▸ **Brief**: Go through the entries below and count the lines holding the word "érdekében". Reply with only the number, please.
### Working data ###
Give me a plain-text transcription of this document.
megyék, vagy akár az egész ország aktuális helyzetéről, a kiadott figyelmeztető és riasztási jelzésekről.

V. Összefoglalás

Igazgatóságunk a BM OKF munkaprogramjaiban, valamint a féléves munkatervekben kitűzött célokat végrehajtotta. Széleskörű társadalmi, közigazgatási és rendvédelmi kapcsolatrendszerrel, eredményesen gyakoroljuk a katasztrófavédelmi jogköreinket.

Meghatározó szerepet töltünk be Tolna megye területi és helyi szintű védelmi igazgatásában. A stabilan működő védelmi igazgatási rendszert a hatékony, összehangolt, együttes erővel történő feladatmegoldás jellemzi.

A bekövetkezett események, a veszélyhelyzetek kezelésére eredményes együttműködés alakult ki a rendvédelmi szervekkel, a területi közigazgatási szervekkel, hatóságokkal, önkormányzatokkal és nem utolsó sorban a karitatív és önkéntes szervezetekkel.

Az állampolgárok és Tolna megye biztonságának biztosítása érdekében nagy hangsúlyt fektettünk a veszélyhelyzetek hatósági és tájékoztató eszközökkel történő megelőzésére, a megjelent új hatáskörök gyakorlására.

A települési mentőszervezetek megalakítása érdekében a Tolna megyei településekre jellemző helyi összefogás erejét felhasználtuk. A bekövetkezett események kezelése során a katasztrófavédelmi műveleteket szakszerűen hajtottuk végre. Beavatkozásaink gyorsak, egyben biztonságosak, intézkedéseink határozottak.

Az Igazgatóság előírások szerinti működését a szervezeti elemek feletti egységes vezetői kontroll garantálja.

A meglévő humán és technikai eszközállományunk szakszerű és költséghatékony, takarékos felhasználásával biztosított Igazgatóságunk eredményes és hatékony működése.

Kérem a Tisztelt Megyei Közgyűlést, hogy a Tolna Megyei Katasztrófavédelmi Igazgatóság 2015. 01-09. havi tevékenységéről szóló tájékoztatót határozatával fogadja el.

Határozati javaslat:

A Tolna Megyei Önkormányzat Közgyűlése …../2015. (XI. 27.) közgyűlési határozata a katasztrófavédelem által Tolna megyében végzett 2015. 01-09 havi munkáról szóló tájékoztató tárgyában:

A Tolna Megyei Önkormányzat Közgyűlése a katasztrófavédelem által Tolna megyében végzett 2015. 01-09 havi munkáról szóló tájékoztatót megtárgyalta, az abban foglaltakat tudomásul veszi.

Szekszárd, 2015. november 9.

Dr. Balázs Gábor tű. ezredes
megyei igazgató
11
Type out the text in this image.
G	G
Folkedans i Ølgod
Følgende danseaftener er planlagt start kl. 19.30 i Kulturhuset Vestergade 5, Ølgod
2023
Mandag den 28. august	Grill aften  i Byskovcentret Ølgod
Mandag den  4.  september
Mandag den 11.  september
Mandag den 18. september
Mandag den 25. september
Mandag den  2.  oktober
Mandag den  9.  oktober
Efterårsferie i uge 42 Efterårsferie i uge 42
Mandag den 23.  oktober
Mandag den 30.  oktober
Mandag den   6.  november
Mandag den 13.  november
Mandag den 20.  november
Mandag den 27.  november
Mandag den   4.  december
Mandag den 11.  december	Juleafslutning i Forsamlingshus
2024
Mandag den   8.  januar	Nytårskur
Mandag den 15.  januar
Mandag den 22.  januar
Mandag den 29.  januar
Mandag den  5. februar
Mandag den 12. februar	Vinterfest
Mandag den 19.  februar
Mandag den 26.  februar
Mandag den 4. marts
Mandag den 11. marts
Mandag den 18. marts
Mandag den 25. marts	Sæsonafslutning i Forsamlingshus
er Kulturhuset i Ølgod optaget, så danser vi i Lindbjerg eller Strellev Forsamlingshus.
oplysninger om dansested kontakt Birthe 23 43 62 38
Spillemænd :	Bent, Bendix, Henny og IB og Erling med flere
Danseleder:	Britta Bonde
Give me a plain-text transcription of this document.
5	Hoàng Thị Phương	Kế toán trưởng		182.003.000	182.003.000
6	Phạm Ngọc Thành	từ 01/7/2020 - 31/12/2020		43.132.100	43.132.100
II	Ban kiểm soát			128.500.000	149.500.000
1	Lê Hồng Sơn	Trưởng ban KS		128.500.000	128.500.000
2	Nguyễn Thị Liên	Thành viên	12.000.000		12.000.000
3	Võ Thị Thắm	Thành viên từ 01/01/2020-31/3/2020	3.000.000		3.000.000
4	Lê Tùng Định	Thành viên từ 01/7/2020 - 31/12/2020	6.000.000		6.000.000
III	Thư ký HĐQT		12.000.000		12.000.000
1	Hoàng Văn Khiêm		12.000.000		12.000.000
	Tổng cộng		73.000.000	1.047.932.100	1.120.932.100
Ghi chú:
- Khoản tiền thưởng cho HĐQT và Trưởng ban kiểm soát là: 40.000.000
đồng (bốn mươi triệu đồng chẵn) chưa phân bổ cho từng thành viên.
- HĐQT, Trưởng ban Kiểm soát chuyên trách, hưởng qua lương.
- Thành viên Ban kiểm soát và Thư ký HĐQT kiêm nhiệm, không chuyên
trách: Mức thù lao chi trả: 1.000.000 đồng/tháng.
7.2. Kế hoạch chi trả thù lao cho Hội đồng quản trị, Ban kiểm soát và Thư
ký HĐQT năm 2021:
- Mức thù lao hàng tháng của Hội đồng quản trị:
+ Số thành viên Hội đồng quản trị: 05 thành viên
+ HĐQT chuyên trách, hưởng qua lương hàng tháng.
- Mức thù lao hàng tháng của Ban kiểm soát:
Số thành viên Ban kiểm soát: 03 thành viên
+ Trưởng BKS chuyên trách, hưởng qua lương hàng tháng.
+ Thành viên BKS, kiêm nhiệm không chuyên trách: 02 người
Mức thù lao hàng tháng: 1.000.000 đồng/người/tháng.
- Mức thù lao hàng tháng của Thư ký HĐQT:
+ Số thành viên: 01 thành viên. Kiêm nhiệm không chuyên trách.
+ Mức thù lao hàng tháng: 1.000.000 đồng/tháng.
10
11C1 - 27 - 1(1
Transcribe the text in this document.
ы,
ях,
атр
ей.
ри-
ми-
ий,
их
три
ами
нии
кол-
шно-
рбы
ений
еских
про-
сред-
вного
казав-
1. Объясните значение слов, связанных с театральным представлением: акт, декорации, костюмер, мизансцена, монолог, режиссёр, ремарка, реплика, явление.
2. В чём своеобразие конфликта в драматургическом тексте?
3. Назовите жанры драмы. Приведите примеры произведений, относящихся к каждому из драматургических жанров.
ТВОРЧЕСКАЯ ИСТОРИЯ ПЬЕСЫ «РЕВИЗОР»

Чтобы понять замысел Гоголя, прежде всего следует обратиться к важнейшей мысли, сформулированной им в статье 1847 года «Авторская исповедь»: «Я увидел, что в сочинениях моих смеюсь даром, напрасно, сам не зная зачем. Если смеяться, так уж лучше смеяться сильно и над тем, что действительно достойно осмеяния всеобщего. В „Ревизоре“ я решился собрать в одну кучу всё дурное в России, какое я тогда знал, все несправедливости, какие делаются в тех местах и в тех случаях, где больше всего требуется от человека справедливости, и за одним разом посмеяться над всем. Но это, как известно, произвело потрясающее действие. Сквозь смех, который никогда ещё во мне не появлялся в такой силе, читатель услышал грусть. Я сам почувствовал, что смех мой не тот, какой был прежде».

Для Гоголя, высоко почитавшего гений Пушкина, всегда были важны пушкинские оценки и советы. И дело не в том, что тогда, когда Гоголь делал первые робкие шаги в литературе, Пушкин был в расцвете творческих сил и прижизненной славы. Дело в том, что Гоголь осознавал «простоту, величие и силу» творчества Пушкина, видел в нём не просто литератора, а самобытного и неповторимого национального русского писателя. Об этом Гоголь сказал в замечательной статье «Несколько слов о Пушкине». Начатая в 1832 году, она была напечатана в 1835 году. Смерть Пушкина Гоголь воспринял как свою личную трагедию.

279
###
▸ **Completed task**: 2